**SET TASK**
Count the lines in the records below that contain the string "Style", and give only the number.

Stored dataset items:
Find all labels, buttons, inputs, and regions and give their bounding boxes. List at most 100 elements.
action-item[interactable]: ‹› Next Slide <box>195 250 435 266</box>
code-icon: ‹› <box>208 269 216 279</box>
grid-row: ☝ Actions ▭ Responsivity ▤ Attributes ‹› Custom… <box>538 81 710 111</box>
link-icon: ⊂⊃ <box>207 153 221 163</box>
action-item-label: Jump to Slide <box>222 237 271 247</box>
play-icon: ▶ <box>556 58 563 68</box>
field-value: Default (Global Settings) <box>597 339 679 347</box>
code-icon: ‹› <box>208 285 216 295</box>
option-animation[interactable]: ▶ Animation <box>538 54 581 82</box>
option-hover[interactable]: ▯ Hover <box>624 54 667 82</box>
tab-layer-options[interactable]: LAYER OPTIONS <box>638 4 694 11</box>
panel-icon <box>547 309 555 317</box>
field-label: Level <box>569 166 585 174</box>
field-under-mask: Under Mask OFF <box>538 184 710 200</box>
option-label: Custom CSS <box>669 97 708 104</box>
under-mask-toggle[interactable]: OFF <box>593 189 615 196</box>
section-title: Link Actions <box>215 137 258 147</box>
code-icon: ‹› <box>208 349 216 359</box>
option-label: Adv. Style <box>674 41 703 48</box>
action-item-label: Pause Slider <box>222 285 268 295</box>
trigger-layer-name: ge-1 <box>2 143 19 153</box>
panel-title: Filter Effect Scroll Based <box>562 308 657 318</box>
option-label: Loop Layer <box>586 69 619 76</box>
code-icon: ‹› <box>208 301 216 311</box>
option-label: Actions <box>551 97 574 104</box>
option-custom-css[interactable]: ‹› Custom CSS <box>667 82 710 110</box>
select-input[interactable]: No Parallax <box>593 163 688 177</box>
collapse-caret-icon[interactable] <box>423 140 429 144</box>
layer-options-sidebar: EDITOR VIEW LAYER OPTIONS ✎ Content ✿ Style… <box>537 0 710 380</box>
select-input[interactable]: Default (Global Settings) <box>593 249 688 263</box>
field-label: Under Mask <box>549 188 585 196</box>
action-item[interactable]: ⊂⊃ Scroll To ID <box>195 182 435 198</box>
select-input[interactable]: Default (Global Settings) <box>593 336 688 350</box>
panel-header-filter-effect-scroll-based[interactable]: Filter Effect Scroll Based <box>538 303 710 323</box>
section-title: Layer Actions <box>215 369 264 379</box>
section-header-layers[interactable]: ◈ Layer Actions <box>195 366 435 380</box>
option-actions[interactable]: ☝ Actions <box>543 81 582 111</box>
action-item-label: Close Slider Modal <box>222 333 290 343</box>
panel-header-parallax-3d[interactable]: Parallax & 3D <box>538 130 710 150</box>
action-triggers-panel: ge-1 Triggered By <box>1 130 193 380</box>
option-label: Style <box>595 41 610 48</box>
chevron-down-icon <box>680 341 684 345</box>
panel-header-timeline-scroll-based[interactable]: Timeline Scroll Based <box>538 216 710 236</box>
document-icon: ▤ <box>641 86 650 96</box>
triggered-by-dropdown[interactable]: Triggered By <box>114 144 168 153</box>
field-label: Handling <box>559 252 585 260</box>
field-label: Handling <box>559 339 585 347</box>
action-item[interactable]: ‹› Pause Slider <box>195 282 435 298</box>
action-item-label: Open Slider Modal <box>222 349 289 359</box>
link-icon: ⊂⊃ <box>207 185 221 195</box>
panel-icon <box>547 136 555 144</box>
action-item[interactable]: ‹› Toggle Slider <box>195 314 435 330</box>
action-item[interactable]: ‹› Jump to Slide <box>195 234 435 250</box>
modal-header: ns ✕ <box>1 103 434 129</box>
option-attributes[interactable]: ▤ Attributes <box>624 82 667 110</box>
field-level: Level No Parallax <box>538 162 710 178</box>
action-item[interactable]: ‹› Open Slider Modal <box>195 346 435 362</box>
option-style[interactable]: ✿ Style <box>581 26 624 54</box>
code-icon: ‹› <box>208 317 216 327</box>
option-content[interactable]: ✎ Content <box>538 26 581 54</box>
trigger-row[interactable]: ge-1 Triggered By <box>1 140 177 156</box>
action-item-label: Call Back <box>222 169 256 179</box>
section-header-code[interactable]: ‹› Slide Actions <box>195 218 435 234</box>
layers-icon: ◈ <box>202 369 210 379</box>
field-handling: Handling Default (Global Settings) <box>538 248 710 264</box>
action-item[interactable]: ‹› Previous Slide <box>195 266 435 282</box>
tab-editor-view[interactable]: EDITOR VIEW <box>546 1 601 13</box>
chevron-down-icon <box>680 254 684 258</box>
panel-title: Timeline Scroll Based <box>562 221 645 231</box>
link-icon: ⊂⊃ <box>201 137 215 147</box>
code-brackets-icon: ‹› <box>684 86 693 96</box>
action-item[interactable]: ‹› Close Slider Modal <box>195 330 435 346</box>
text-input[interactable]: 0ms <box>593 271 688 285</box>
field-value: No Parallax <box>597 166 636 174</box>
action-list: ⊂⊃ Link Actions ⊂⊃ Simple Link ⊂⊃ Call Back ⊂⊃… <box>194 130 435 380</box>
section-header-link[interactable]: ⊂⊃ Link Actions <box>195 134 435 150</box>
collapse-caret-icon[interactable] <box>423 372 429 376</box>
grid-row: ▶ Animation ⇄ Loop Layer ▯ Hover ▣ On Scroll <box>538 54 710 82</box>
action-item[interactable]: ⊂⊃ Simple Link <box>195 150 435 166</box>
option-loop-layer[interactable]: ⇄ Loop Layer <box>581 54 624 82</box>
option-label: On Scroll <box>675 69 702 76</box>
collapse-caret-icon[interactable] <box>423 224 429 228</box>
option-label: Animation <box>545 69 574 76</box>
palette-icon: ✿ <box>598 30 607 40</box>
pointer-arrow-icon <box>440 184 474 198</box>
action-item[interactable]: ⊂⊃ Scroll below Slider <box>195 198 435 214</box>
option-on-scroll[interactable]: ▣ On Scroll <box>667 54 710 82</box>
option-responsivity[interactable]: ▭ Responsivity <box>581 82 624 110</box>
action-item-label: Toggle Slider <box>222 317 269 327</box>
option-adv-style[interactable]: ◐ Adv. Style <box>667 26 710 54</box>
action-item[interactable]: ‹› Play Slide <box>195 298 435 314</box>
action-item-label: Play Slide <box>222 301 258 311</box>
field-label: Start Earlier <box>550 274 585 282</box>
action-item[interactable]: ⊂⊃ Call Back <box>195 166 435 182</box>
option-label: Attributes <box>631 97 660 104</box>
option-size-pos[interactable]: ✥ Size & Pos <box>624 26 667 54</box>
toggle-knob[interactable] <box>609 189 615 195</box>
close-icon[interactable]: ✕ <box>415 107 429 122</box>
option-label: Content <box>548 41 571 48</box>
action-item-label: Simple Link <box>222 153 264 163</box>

**SOLUTION FOR THIS TASK**
5